** Start Records provided **

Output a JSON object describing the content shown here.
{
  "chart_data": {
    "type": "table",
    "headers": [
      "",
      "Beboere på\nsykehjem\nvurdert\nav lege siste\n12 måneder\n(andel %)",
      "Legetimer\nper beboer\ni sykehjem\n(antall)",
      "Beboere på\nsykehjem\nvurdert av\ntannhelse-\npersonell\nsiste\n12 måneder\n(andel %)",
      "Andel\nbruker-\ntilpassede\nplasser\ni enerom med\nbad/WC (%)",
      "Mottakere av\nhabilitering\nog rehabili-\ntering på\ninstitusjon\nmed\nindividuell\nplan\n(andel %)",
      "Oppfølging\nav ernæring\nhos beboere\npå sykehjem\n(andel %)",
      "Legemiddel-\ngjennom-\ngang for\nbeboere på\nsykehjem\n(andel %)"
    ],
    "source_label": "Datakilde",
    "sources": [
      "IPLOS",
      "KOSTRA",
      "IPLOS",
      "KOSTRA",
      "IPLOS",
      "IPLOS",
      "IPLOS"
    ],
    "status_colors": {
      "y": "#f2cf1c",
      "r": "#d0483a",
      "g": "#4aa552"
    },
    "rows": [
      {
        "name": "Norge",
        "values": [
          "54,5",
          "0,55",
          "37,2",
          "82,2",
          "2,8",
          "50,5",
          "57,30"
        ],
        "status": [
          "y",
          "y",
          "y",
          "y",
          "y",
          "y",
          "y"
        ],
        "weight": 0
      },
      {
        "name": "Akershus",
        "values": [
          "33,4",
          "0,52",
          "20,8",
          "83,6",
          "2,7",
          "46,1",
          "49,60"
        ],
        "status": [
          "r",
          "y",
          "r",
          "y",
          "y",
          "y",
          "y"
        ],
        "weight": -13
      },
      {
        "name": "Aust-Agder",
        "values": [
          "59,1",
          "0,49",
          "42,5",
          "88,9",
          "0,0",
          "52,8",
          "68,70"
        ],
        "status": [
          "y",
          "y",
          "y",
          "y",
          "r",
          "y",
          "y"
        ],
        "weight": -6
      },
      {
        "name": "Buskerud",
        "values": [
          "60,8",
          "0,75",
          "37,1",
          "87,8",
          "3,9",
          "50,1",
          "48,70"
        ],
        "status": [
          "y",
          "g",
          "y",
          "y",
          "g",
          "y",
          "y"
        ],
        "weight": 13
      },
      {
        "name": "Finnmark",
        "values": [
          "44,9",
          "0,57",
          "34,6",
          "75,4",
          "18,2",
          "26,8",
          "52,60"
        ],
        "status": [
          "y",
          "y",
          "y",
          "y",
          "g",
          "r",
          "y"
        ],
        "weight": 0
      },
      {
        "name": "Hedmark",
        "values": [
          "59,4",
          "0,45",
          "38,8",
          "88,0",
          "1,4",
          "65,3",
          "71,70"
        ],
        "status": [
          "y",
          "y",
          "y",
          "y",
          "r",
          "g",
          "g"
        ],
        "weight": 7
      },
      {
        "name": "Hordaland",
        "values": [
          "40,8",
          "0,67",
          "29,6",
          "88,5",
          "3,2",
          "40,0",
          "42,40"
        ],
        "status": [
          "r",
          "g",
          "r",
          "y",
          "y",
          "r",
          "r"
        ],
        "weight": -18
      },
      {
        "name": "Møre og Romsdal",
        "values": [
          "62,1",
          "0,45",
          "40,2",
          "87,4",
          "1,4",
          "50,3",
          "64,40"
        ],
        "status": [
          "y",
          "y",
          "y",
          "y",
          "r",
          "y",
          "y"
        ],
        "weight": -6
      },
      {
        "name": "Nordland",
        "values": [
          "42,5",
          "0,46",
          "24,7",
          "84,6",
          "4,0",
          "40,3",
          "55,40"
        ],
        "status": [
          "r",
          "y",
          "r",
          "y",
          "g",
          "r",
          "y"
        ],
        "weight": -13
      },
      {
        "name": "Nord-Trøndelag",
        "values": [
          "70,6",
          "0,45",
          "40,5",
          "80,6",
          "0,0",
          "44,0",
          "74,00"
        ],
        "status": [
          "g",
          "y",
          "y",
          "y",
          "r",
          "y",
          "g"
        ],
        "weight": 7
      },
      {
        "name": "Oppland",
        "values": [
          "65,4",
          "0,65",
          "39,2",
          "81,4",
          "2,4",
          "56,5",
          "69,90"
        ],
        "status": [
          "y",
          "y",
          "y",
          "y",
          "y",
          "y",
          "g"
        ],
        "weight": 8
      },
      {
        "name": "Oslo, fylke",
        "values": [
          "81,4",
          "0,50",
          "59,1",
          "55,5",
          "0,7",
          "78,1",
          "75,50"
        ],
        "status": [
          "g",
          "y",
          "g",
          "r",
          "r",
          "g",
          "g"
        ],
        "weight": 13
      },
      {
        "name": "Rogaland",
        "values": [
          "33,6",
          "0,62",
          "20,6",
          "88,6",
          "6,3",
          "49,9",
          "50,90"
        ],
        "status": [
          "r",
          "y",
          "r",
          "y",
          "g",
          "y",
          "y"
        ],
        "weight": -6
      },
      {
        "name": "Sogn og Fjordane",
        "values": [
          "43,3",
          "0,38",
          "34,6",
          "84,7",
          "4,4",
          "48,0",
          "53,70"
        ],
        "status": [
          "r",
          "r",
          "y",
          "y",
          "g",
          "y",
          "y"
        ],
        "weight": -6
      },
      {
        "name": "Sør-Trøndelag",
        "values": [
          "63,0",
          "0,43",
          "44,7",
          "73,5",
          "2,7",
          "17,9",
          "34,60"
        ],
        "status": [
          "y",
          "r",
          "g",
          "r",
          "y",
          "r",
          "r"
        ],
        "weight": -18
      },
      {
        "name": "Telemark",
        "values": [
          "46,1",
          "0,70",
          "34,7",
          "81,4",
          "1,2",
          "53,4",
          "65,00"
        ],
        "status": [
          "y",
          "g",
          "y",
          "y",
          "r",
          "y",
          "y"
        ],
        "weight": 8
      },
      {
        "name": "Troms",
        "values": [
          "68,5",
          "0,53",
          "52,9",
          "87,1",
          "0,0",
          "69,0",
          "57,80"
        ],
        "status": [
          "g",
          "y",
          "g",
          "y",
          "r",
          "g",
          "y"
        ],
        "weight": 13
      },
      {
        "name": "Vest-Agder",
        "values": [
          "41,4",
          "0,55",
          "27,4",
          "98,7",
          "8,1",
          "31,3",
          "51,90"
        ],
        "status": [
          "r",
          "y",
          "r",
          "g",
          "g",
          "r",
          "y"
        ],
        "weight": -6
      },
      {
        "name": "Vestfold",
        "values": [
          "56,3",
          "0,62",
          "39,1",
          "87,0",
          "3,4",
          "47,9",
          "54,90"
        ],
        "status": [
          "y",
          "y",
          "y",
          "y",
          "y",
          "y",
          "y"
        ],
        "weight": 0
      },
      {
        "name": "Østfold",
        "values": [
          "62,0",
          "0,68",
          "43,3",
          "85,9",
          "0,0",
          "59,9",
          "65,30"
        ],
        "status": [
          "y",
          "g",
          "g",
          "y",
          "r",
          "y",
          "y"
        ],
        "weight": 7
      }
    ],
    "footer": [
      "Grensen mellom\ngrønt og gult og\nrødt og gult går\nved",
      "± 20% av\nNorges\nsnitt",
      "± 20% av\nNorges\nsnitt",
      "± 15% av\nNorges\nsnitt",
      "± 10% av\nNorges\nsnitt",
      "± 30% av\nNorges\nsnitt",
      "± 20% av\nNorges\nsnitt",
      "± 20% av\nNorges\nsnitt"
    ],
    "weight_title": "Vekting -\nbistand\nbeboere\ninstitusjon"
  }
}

** End Records provided **

*Given request*. Reproduce the material above exactly; please quote every line of it.

*In response*.
Output a JSON object describing the content shown here.
{
  "chart_data": {
    "type": "table",
    "headers": [
      "",
      "Beboere på\nsykehjem\nvurdert\nav lege siste\n12 måneder\n(andel %)",
      "Legetimer\nper beboer\ni sykehjem\n(antall)",
      "Beboere på\nsykehjem\nvurdert av\ntannhelse-\npersonell\nsiste\n12 måneder\n(andel %)",
      "Andel\nbruker-\ntilpassede\nplasser\ni enerom med\nbad/WC (%)",
      "Mottakere av\nhabilitering\nog rehabili-\ntering på\ninstitusjon\nmed\nindividuell\nplan\n(andel %)",
      "Oppfølging\nav ernæring\nhos beboere\npå sykehjem\n(andel %)",
      "Legemiddel-\ngjennom-\ngang for\nbeboere på\nsykehjem\n(andel %)"
    ],
    "source_label": "Datakilde",
    "sources": [
      "IPLOS",
      "KOSTRA",
      "IPLOS",
      "KOSTRA",
      "IPLOS",
      "IPLOS",
      "IPLOS"
    ],
    "status_colors": {
      "y": "#f2cf1c",
      "r": "#d0483a",
      "g": "#4aa552"
    },
    "rows": [
      {
        "name": "Norge",
        "values": [
          "54,5",
          "0,55",
          "37,2",
          "82,2",
          "2,8",
          "50,5",
          "57,30"
        ],
        "status": [
          "y",
          "y",
          "y",
          "y",
          "y",
          "y",
          "y"
        ],
        "weight": 0
      },
      {
        "name": "Akershus",
        "values": [
          "33,4",
          "0,52",
          "20,8",
          "83,6",
          "2,7",
          "46,1",
          "49,60"
        ],
        "status": [
          "r",
          "y",
          "r",
          "y",
          "y",
          "y",
          "y"
        ],
        "weight": -13
      },
      {
        "name": "Aust-Agder",
        "values": [
          "59,1",
          "0,49",
          "42,5",
          "88,9",
          "0,0",
          "52,8",
          "68,70"
        ],
        "status": [
          "y",
          "y",
          "y",
          "y",
          "r",
          "y",
          "y"
        ],
        "weight": -6
      },
      {
        "name": "Buskerud",
        "values": [
          "60,8",
          "0,75",
          "37,1",
          "87,8",
          "3,9",
          "50,1",
          "48,70"
        ],
        "status": [
          "y",
          "g",
          "y",
          "y",
          "g",
          "y",
          "y"
        ],
        "weight": 13
      },
      {
        "name": "Finnmark",
        "values": [
          "44,9",
          "0,57",
          "34,6",
          "75,4",
          "18,2",
          "26,8",
          "52,60"
        ],
        "status": [
          "y",
          "y",
          "y",
          "y",
          "g",
          "r",
          "y"
        ],
        "weight": 0
      },
      {
        "name": "Hedmark",
        "values": [
          "59,4",
          "0,45",
          "38,8",
          "88,0",
          "1,4",
          "65,3",
          "71,70"
        ],
        "status": [
          "y",
          "y",
          "y",
          "y",
          "r",
          "g",
          "g"
        ],
        "weight": 7
      },
      {
        "name": "Hordaland",
        "values": [
          "40,8",
          "0,67",
          "29,6",
          "88,5",
          "3,2",
          "40,0",
          "42,40"
        ],
        "status": [
          "r",
          "g",
          "r",
          "y",
          "y",
          "r",
          "r"
        ],
        "weight": -18
      },
      {
        "name": "Møre og Romsdal",
        "values": [
          "62,1",
          "0,45",
          "40,2",
          "87,4",
          "1,4",
          "50,3",
          "64,40"
        ],
        "status": [
          "y",
          "y",
          "y",
          "y",
          "r",
          "y",
          "y"
        ],
        "weight": -6
      },
      {
        "name": "Nordland",
        "values": [
          "42,5",
          "0,46",
          "24,7",
          "84,6",
          "4,0",
          "40,3",
          "55,40"
        ],
        "status": [
          "r",
          "y",
          "r",
          "y",
          "g",
          "r",
          "y"
        ],
        "weight": -13
      },
      {
        "name": "Nord-Trøndelag",
        "values": [
          "70,6",
          "0,45",
          "40,5",
          "80,6",
          "0,0",
          "44,0",
          "74,00"
        ],
        "status": [
          "g",
          "y",
          "y",
          "y",
          "r",
          "y",
          "g"
        ],
        "weight": 7
      },
      {
        "name": "Oppland",
        "values": [
          "65,4",
          "0,65",
          "39,2",
          "81,4",
          "2,4",
          "56,5",
          "69,90"
        ],
        "status": [
          "y",
          "y",
          "y",
          "y",
          "y",
          "y",
          "g"
        ],
        "weight": 8
      },
      {
        "name": "Oslo, fylke",
        "values": [
          "81,4",
          "0,50",
          "59,1",
          "55,5",
          "0,7",
          "78,1",
          "75,50"
        ],
        "status": [
          "g",
          "y",
          "g",
          "r",
          "r",
          "g",
          "g"
        ],
        "weight": 13
      },
      {
        "name": "Rogaland",
        "values": [
          "33,6",
          "0,62",
          "20,6",
          "88,6",
          "6,3",
          "49,9",
          "50,90"
        ],
        "status": [
          "r",
          "y",
          "r",
          "y",
          "g",
          "y",
          "y"
        ],
        "weight": -6
      },
      {
        "name": "Sogn og Fjordane",
        "values": [
          "43,3",
          "0,38",
          "34,6",
          "84,7",
          "4,4",
          "48,0",
          "53,70"
        ],
        "status": [
          "r",
          "r",
          "y",
          "y",
          "g",
          "y",
          "y"
        ],
        "weight": -6
      },
      {
        "name": "Sør-Trøndelag",
        "values": [
          "63,0",
          "0,43",
          "44,7",
          "73,5",
          "2,7",
          "17,9",
          "34,60"
        ],
        "status": [
          "y",
          "r",
          "g",
          "r",
          "y",
          "r",
          "r"
        ],
        "weight": -18
      },
      {
        "name": "Telemark",
        "values": [
          "46,1",
          "0,70",
          "34,7",
          "81,4",
          "1,2",
          "53,4",
          "65,00"
        ],
        "status": [
          "y",
          "g",
          "y",
          "y",
          "r",
          "y",
          "y"
        ],
        "weight": 8
      },
      {
        "name": "Troms",
        "values": [
          "68,5",
          "0,53",
          "52,9",
          "87,1",
          "0,0",
          "69,0",
          "57,80"
        ],
        "status": [
          "g",
          "y",
          "g",
          "y",
          "r",
          "g",
          "y"
        ],
        "weight": 13
      },
      {
        "name": "Vest-Agder",
        "values": [
          "41,4",
          "0,55",
          "27,4",
          "98,7",
          "8,1",
          "31,3",
          "51,90"
        ],
        "status": [
          "r",
          "y",
          "r",
          "g",
          "g",
          "r",
          "y"
        ],
        "weight": -6
      },
      {
        "name": "Vestfold",
        "values": [
          "56,3",
          "0,62",
          "39,1",
          "87,0",
          "3,4",
          "47,9",
          "54,90"
        ],
        "status": [
          "y",
          "y",
          "y",
          "y",
          "y",
          "y",
          "y"
        ],
        "weight": 0
      },
      {
        "name": "Østfold",
        "values": [
          "62,0",
          "0,68",
          "43,3",
          "85,9",
          "0,0",
          "59,9",
          "65,30"
        ],
        "status": [
          "y",
          "g",
          "g",
          "y",
          "r",
          "y",
          "y"
        ],
        "weight": 7
      }
    ],
    "footer": [
      "Grensen mellom\ngrønt og gult og\nrødt og gult går\nved",
      "± 20% av\nNorges\nsnitt",
      "± 20% av\nNorges\nsnitt",
      "± 15% av\nNorges\nsnitt",
      "± 10% av\nNorges\nsnitt",
      "± 30% av\nNorges\nsnitt",
      "± 20% av\nNorges\nsnitt",
      "± 20% av\nNorges\nsnitt"
    ],
    "weight_title": "Vekting -\nbistand\nbeboere\ninstitusjon"
  }
}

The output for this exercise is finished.